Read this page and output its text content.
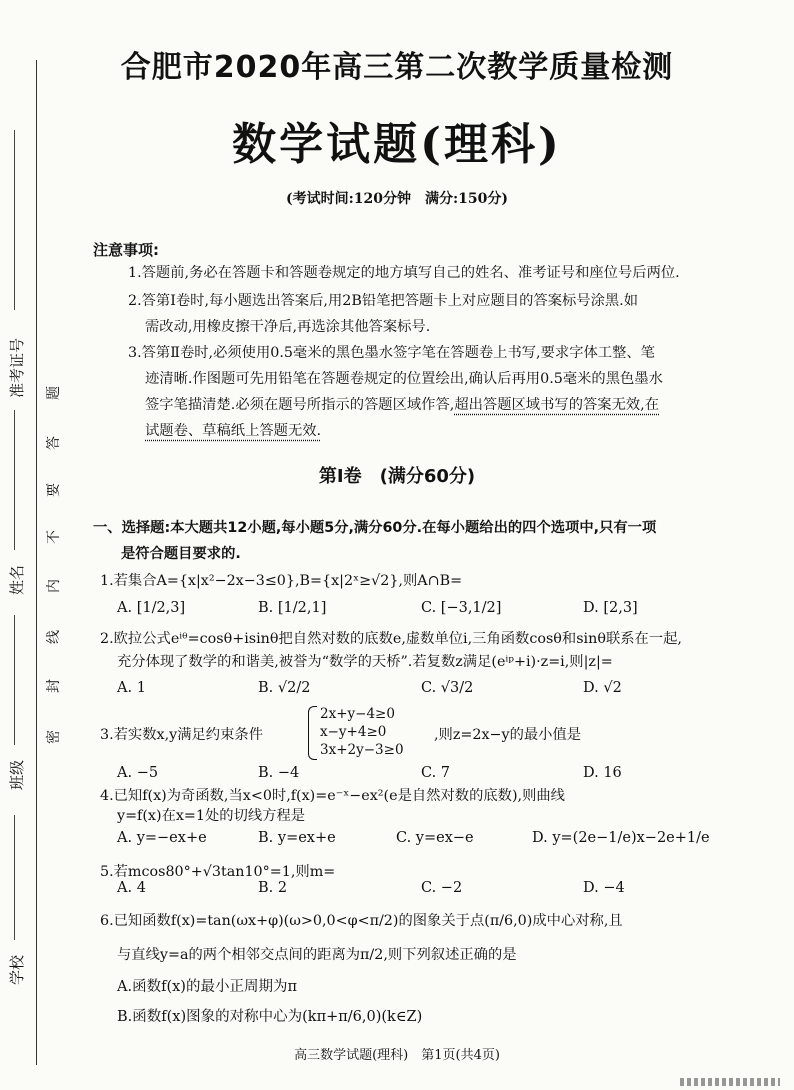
准考证号
姓名
班级
学校
题
答
要
不
内
线
封
密
合肥市2020年高三第二次教学质量检测
数学试题(理科)
(考试时间:120分钟　满分:150分)
注意事项:
1.答题前,务必在答题卡和答题卷规定的地方填写自己的姓名、准考证号和座位号后两位.
2.答第Ⅰ卷时,每小题选出答案后,用2B铅笔把答题卡上对应题目的答案标号涂黑.如
需改动,用橡皮擦干净后,再选涂其他答案标号.
3.答第Ⅱ卷时,必须使用0.5毫米的黑色墨水签字笔在答题卷上书写,要求字体工整、笔
迹清晰.作图题可先用铅笔在答题卷规定的位置绘出,确认后再用0.5毫米的黑色墨水
签字笔描清楚.必须在题号所指示的答题区域作答,超出答题区域书写的答案无效,在
试题卷、草稿纸上答题无效.
第Ⅰ卷　(满分60分)
一、选择题:本大题共12小题,每小题5分,满分60分.在每小题给出的四个选项中,只有一项
是符合题目要求的.
1.若集合A={x|x²−2x−3≤0},B={x|2ˣ≥√2},则A∩B=
A. [1/2,3]	B. [1/2,1]	C. [−3,1/2]	D. [2,3]
2.欧拉公式eⁱᶿ=cosθ+isinθ把自然对数的底数e,虚数单位i,三角函数cosθ和sinθ联系在一起,
充分体现了数学的和谐美,被誉为“数学的天桥”.若复数z满足(eⁱᵖ+i)·z=i,则|z|=
A. 1	B. √2/2	C. √3/2	D. √2
3.若实数x,y满足约束条件
2x+y−4≥0
x−y+4≥0
3x+2y−3≥0
,则z=2x−y的最小值是
A. −5	B. −4	C. 7	D. 16
4.已知f(x)为奇函数,当x<0时,f(x)=e⁻ˣ−ex²(e是自然对数的底数),则曲线
y=f(x)在x=1处的切线方程是
A. y=−ex+e	B. y=ex+e	C. y=ex−e	D. y=(2e−1/e)x−2e+1/e
5.若mcos80°+√3tan10°=1,则m=
A. 4	B. 2	C. −2	D. −4
6.已知函数f(x)=tan(ωx+φ)(ω>0,0<φ<π/2)的图象关于点(π/6,0)成中心对称,且
与直线y=a的两个相邻交点间的距离为π/2,则下列叙述正确的是
A.函数f(x)的最小正周期为π
B.函数f(x)图象的对称中心为(kπ+π/6,0)(k∈Z)
高三数学试题(理科)　第1页(共4页)
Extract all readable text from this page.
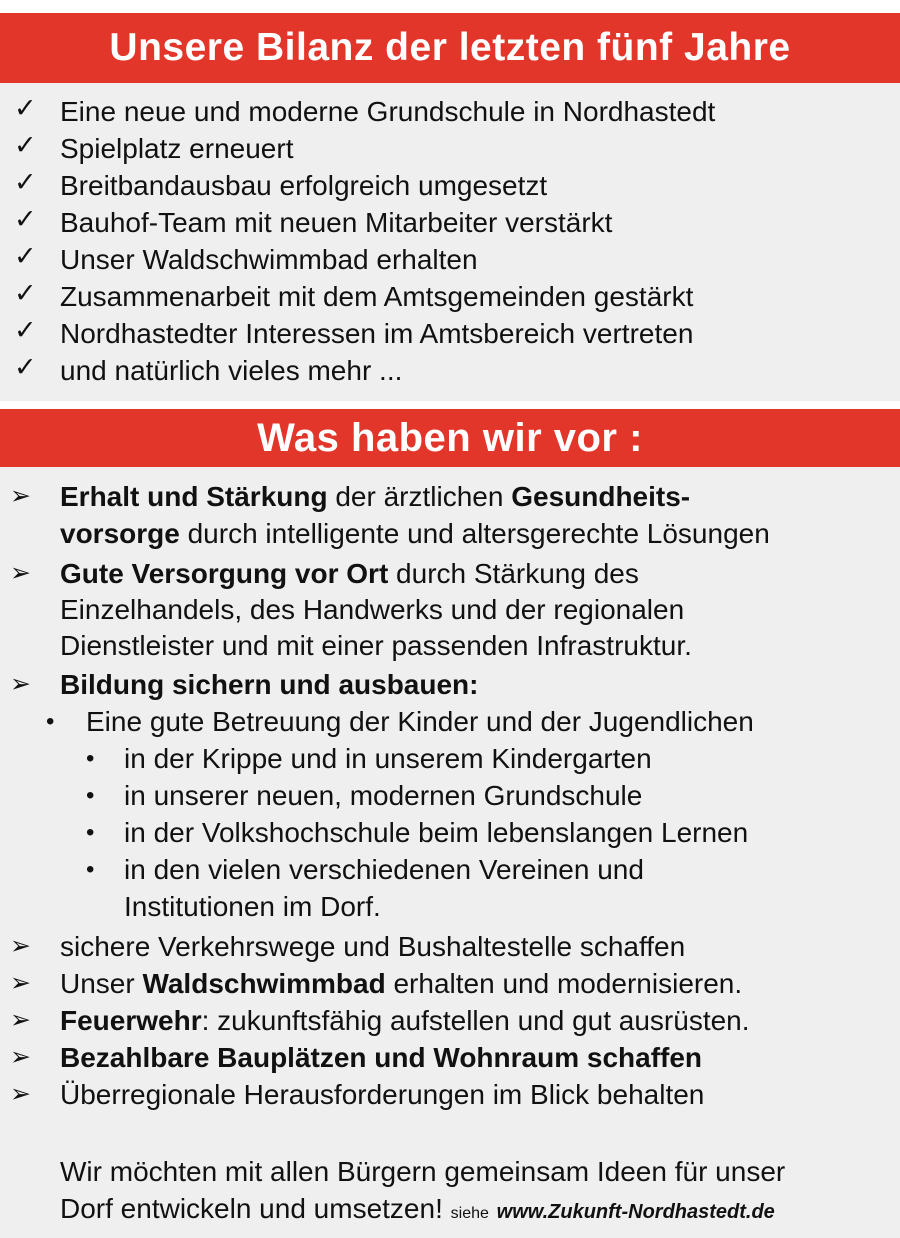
Unsere Bilanz der letzten fünf Jahre
✓ Eine neue und moderne Grundschule in Nordhastedt
✓ Spielplatz erneuert
✓ Breitbandausbau erfolgreich umgesetzt
✓ Bauhof-Team mit neuen Mitarbeiter verstärkt
✓ Unser Waldschwimmbad erhalten
✓ Zusammenarbeit mit dem Amtsgemeinden gestärkt
✓ Nordhastedter Interessen im Amtsbereich vertreten
✓ und natürlich vieles mehr ...
Was haben wir vor :
➢ Erhalt und Stärkung der ärztlichen Gesundheits-
vorsorge durch intelligente und altersgerechte Lösungen
➢ Gute Versorgung vor Ort durch Stärkung des
Einzelhandels, des Handwerks und der regionalen
Dienstleister und mit einer passenden Infrastruktur.
➢ Bildung sichern und ausbauen:
• Eine gute Betreuung der Kinder und der Jugendlichen
• in der Krippe und in unserem Kindergarten
• in unserer neuen, modernen Grundschule
• in der Volkshochschule beim lebenslangen Lernen
• in den vielen verschiedenen Vereinen und
Institutionen im Dorf.
➢ sichere Verkehrswege und Bushaltestelle schaffen
➢ Unser Waldschwimmbad erhalten und modernisieren.
➢ Feuerwehr: zukunftsfähig aufstellen und gut ausrüsten.
➢ Bezahlbare Bauplätzen und Wohnraum schaffen
➢ Überregionale Herausforderungen im Blick behalten
Wir möchten mit allen Bürgern gemeinsam Ideen für unser
Dorf entwickeln und umsetzen! siehe www.Zukunft-Nordhastedt.de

**WHAT THE EXERCISE ASKS:** Print out the material word for word, omitting the pictures.

**OUTPUT OF THE EXERCISE:**
Read this page and output its text content.
准考证号
姓名
班级
学校
题
答
要
不
内
线
封
密
合肥市2020年高三第二次教学质量检测
数学试题(理科)
(考试时间:120分钟　满分:150分)
注意事项:
1.答题前,务必在答题卡和答题卷规定的地方填写自己的姓名、准考证号和座位号后两位.
2.答第Ⅰ卷时,每小题选出答案后,用2B铅笔把答题卡上对应题目的答案标号涂黑.如
需改动,用橡皮擦干净后,再选涂其他答案标号.
3.答第Ⅱ卷时,必须使用0.5毫米的黑色墨水签字笔在答题卷上书写,要求字体工整、笔
迹清晰.作图题可先用铅笔在答题卷规定的位置绘出,确认后再用0.5毫米的黑色墨水
签字笔描清楚.必须在题号所指示的答题区域作答,超出答题区域书写的答案无效,在
试题卷、草稿纸上答题无效.
第Ⅰ卷　(满分60分)
一、选择题:本大题共12小题,每小题5分,满分60分.在每小题给出的四个选项中,只有一项
是符合题目要求的.
1.若集合A={x|x²−2x−3≤0},B={x|2ˣ≥√2},则A∩B=
A. [1/2,3]	B. [1/2,1]	C. [−3,1/2]	D. [2,3]
2.欧拉公式eⁱᶿ=cosθ+isinθ把自然对数的底数e,虚数单位i,三角函数cosθ和sinθ联系在一起,
充分体现了数学的和谐美,被誉为“数学的天桥”.若复数z满足(eⁱᵖ+i)·z=i,则|z|=
A. 1	B. √2/2	C. √3/2	D. √2
3.若实数x,y满足约束条件
2x+y−4≥0
x−y+4≥0
3x+2y−3≥0
,则z=2x−y的最小值是
A. −5	B. −4	C. 7	D. 16
4.已知f(x)为奇函数,当x<0时,f(x)=e⁻ˣ−ex²(e是自然对数的底数),则曲线
y=f(x)在x=1处的切线方程是
A. y=−ex+e	B. y=ex+e	C. y=ex−e	D. y=(2e−1/e)x−2e+1/e
5.若mcos80°+√3tan10°=1,则m=
A. 4	B. 2	C. −2	D. −4
6.已知函数f(x)=tan(ωx+φ)(ω>0,0<φ<π/2)的图象关于点(π/6,0)成中心对称,且
与直线y=a的两个相邻交点间的距离为π/2,则下列叙述正确的是
A.函数f(x)的最小正周期为π
B.函数f(x)图象的对称中心为(kπ+π/6,0)(k∈Z)
高三数学试题(理科)　第1页(共4页)
Extract all readable text from this page.
Unsere Bilanz der letzten fünf Jahre
✓ Eine neue und moderne Grundschule in Nordhastedt
✓ Spielplatz erneuert
✓ Breitbandausbau erfolgreich umgesetzt
✓ Bauhof-Team mit neuen Mitarbeiter verstärkt
✓ Unser Waldschwimmbad erhalten
✓ Zusammenarbeit mit dem Amtsgemeinden gestärkt
✓ Nordhastedter Interessen im Amtsbereich vertreten
✓ und natürlich vieles mehr ...
Was haben wir vor :
➢ Erhalt und Stärkung der ärztlichen Gesundheits-
vorsorge durch intelligente und altersgerechte Lösungen
➢ Gute Versorgung vor Ort durch Stärkung des
Einzelhandels, des Handwerks und der regionalen
Dienstleister und mit einer passenden Infrastruktur.
➢ Bildung sichern und ausbauen:
• Eine gute Betreuung der Kinder und der Jugendlichen
• in der Krippe und in unserem Kindergarten
• in unserer neuen, modernen Grundschule
• in der Volkshochschule beim lebenslangen Lernen
• in den vielen verschiedenen Vereinen und
Institutionen im Dorf.
➢ sichere Verkehrswege und Bushaltestelle schaffen
➢ Unser Waldschwimmbad erhalten und modernisieren.
➢ Feuerwehr: zukunftsfähig aufstellen und gut ausrüsten.
➢ Bezahlbare Bauplätzen und Wohnraum schaffen
➢ Überregionale Herausforderungen im Blick behalten
Wir möchten mit allen Bürgern gemeinsam Ideen für unser
Dorf entwickeln und umsetzen! siehe www.Zukunft-Nordhastedt.de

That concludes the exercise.